→ **What you need to do**
Extract every line that contains the string "cover".

→ **Task input**
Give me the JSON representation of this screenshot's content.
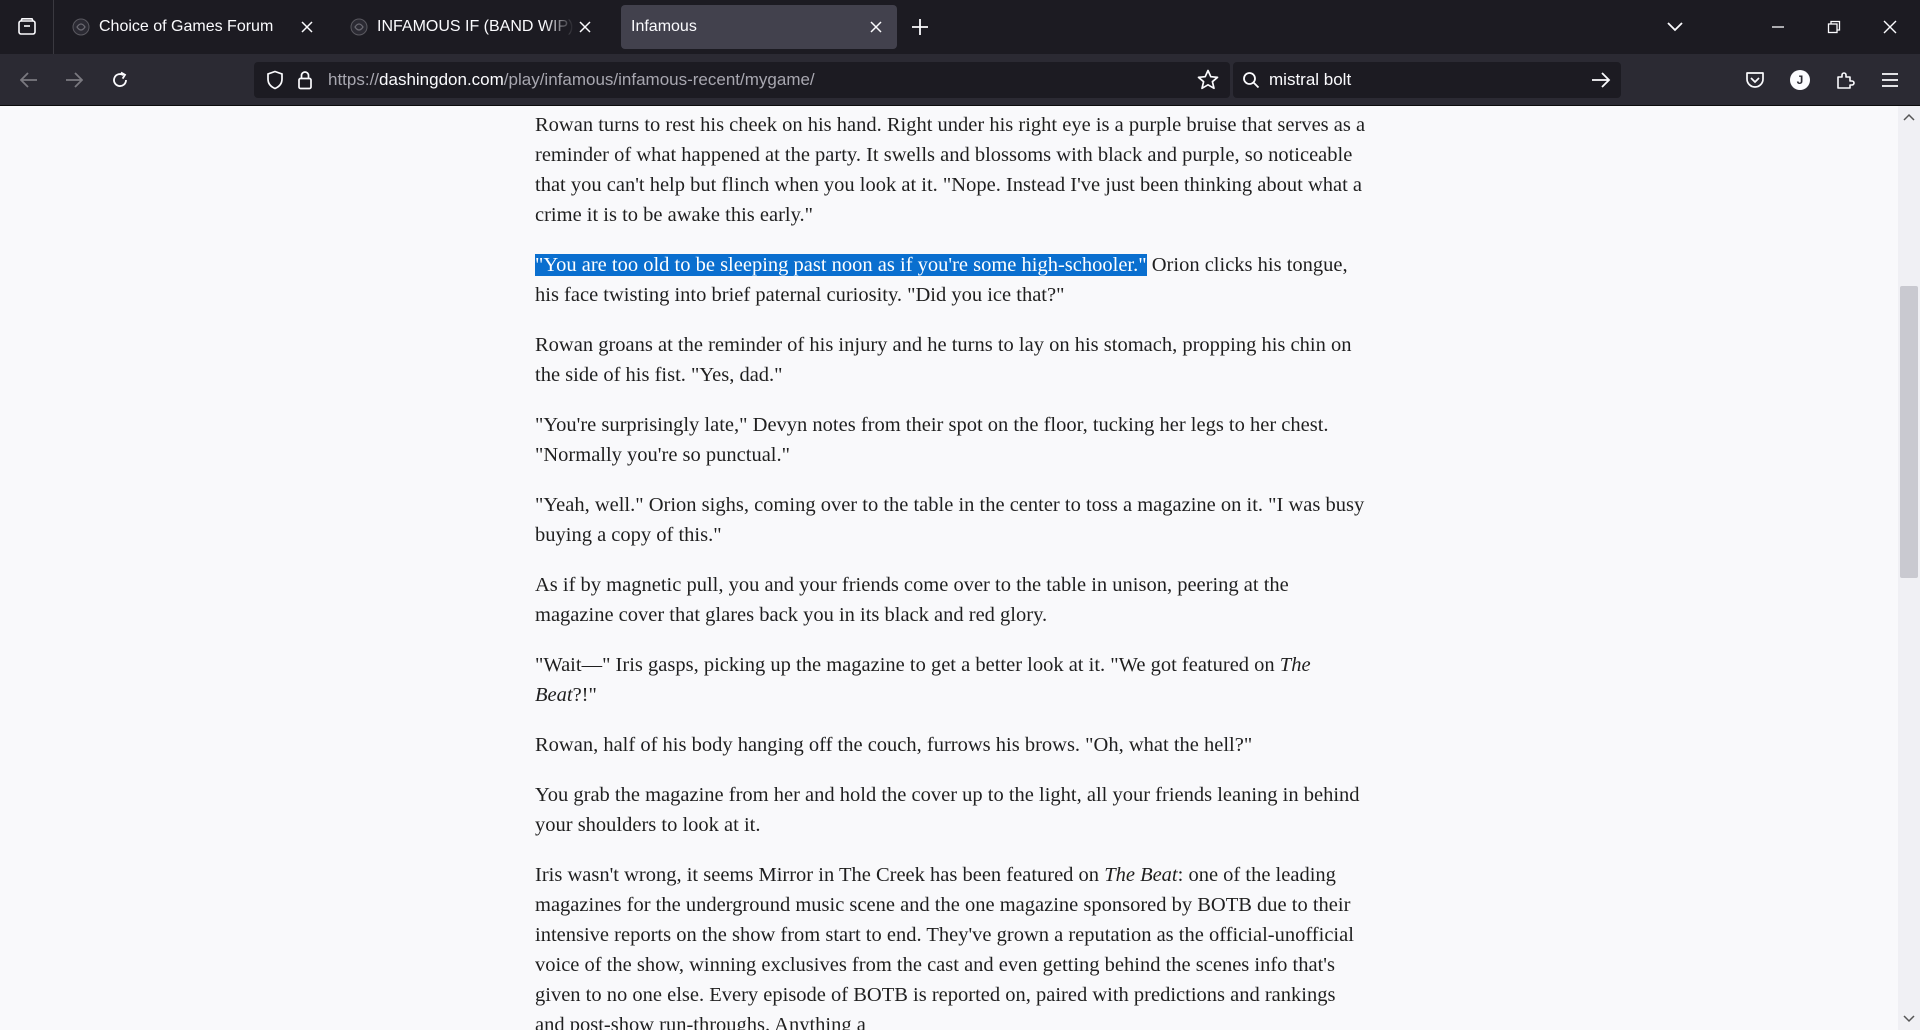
{
  "tabs": [
    {
      "title": "Choice of Games Forum",
      "active": false
    },
    {
      "title": "INFAMOUS IF (BAND WIP) CHAPTER",
      "active": false
    },
    {
      "title": "Infamous",
      "active": true
    }
  ],
  "address": {
    "scheme": "https://",
    "host": "dashingdon.com",
    "path": "/play/infamous/infamous-recent/mygame/"
  },
  "search": {
    "value": "mistral bolt"
  },
  "avatar_initial": "J",
  "scroll": {
    "position_fraction": 0.27,
    "visible_fraction": 0.33
  },
  "colors": {
    "selection": "#0a6fcf",
    "chrome_dark": "#1c1b22",
    "chrome": "#2b2a33",
    "page_bg": "#f9f9fb"
  },
  "story": {
    "p1": "Rowan turns to rest his cheek on his hand. Right under his right eye is a purple bruise that serves as a reminder of what happened at the party. It swells and blossoms with black and purple, so noticeable that you can't help but flinch when you look at it. \"Nope. Instead I've just been thinking about what a crime it is to be awake this early.\"",
    "p2_selected": "\"You are too old to be sleeping past noon as if you're some high-schooler.\"",
    "p2_rest": " Orion clicks his tongue, his face twisting into brief paternal curiosity. \"Did you ice that?\"",
    "p3": "Rowan groans at the reminder of his injury and he turns to lay on his stomach, propping his chin on the side of his fist. \"Yes, dad.\"",
    "p4": "\"You're surprisingly late,\" Devyn notes from their spot on the floor, tucking her legs to her chest. \"Normally you're so punctual.\"",
    "p5": "\"Yeah, well.\" Orion sighs, coming over to the table in the center to toss a magazine on it. \"I was busy buying a copy of this.\"",
    "p6": "As if by magnetic pull, you and your friends come over to the table in unison, peering at the magazine cover that glares back you in its black and red glory.",
    "p7_a": "\"Wait—\" Iris gasps, picking up the magazine to get a better look at it. \"We got featured on ",
    "p7_em": "The Beat",
    "p7_b": "?!\"",
    "p8": "Rowan, half of his body hanging off the couch, furrows his brows. \"Oh, what the hell?\"",
    "p9": "You grab the magazine from her and hold the cover up to the light, all your friends leaning in behind your shoulders to look at it.",
    "p10_a": "Iris wasn't wrong, it seems Mirror in The Creek has been featured on ",
    "p10_em": "The Beat",
    "p10_b": ": one of the leading magazines for the underground music scene and the one magazine sponsored by BOTB due to their intensive reports on the show from start to end. They've grown a reputation as the official-unofficial voice of the show, winning exclusives from the cast and even getting behind the scenes info that's given to no one else. Every episode of BOTB is reported on, paired with predictions and rankings and post-show run-throughs. Anything a"
  }
}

→ **Answer to the exercise**
    "p6": "As if by magnetic pull, you and your friends come over to the table in unison, peering at the magazine cover that glares back you in its black and red glory.",
    "p9": "You grab the magazine from her and hold the cover up to the light, all your friends leaning in behind your shoulders to look at it.",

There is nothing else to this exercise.